JOB 1: List every named piece of database software that the BlitzDB post mentions.
JOB 2: Repeat the BlitzDB post word for word, everything from "Several relational database" down to "Routine (startup option)".

SUPPLIED PASSAGE:
══════
Toru Maesaka: BlitzDB Crash Safety and Auto Recovery
Crash Safety is a big deal in the database league. Lack of durability can lead to all sorts of terrible things upon a catastrophic event. Many projects, especially in the so called NoSQL world compromises crash safety in return for higher QPS. The argument there is that the availability of the overall system should be accomplished by replication since a database server can’t be rescued if the physical disk breaks. I happen to agree with this philosophy but I am also aware that this isn’t a correct answer for everyone. So, what will I do with BlitzDB?
Several relational database hackers have pointed out that BlitzDB isn’t any safer than MyISAM since it doesn’t guarantee crash safety. This is currently true but I plan on making BlitzDB much safer than MyISAM by providing following features.
- Auto Recovery Routine (startup option)
- Tokyo Cabinet’s Transaction API (table-specific option)
The second feature above would actually guarantee BlitzDB to be crash safe (especially combined with auto recovery) but I won’t get into depth in this post since this topic deserves a blog post of it’s own. Let me just state that this feature will be provided in a form like this:
CREATE TABLE t1 ( a int PRIMARY KEY, b varchar(256) ) ENGINE = BLITZDB, CRASH_SAFE;
From here on, I’ll cover how I plan on hacking auto recovery in BlitzDB.
══════
DATA:
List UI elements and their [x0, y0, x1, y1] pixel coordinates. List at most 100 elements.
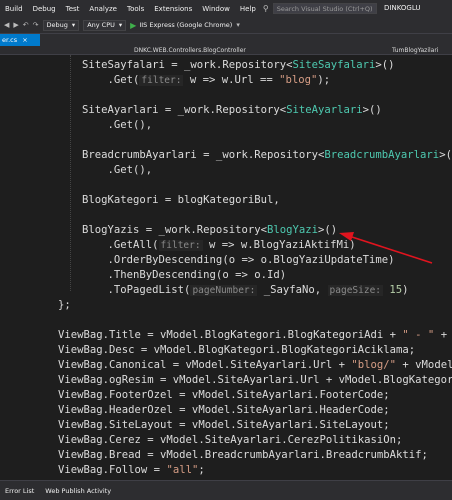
══════
EXERCISE ANSWER 1:
- BlitzDB
- MyISAM
- Tokyo Cabinet

EXERCISE ANSWER 2:
Several relational database hackers have pointed out that BlitzDB isn’t any safer than MyISAM since it doesn’t guarantee crash safety. This is currently true but I plan on making BlitzDB much safer than MyISAM by providing following features.
- Auto Recovery Routine (startup option)